Collected data:
BEGIN
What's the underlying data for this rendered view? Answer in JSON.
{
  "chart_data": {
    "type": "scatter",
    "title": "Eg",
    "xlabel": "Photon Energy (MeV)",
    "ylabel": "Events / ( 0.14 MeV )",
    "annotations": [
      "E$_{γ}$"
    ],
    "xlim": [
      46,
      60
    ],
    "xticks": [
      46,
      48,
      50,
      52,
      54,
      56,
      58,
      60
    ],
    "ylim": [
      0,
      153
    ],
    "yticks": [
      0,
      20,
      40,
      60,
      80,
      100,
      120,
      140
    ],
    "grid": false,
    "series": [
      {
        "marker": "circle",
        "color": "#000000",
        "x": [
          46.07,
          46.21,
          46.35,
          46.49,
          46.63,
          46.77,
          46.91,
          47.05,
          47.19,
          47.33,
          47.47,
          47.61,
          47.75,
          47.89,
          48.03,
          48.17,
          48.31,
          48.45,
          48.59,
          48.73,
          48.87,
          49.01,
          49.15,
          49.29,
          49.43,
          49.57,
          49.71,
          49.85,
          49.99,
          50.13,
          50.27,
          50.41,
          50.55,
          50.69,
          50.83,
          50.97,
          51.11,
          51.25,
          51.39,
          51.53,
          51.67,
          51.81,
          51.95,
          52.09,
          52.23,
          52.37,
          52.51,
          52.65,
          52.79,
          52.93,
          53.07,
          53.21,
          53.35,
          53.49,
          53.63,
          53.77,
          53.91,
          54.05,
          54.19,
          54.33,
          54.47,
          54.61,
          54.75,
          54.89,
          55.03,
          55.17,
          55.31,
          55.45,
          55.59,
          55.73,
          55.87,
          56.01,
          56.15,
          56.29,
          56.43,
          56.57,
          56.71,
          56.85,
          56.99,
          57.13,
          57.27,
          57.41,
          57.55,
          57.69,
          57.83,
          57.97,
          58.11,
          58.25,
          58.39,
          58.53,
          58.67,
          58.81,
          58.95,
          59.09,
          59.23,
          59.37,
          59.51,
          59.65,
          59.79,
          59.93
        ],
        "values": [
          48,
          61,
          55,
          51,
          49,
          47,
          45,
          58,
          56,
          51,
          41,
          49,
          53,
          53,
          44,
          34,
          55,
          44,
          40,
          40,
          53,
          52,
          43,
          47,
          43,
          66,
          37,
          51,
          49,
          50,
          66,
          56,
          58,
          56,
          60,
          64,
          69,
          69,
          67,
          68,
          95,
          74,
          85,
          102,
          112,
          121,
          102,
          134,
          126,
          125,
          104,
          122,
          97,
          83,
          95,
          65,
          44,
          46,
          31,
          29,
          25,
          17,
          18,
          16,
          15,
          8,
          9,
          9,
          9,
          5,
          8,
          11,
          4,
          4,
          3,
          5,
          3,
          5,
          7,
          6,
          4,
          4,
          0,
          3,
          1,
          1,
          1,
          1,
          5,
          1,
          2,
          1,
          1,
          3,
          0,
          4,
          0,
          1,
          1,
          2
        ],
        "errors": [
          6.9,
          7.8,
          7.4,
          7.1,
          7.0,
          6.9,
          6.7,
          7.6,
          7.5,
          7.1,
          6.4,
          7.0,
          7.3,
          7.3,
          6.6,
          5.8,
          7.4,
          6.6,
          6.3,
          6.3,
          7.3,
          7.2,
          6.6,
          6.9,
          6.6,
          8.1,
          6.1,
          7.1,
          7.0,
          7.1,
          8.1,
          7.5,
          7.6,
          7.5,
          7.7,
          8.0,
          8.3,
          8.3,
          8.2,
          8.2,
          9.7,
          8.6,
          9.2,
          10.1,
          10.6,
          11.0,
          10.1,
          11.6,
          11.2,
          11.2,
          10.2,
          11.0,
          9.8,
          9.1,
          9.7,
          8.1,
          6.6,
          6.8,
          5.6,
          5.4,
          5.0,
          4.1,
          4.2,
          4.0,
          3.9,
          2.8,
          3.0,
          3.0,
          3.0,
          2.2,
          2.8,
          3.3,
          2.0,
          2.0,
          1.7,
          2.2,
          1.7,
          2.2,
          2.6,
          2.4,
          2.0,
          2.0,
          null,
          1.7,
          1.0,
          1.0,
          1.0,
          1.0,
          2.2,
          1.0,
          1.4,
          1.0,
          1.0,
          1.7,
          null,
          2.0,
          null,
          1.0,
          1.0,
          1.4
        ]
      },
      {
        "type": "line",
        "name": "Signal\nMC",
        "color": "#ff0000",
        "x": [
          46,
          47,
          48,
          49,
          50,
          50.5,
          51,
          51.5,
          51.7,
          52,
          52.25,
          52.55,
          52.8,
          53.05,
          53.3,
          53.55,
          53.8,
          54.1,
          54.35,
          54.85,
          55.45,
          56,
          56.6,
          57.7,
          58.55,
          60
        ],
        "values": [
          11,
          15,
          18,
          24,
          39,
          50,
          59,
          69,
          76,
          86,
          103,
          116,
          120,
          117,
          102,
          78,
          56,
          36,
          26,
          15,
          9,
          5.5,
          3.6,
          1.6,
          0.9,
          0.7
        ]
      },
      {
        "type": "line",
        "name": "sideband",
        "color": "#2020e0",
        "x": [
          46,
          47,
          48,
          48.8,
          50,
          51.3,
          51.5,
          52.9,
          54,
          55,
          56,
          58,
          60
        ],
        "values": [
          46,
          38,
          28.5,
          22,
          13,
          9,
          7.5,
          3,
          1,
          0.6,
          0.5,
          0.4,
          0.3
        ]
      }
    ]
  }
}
END
WRITTEN TASK ->
Of the lines above, copy each that contains "color".

PROBLEM SOLUTION ->
        "color": "#000000",
        "color": "#ff0000",
        "color": "#2020e0",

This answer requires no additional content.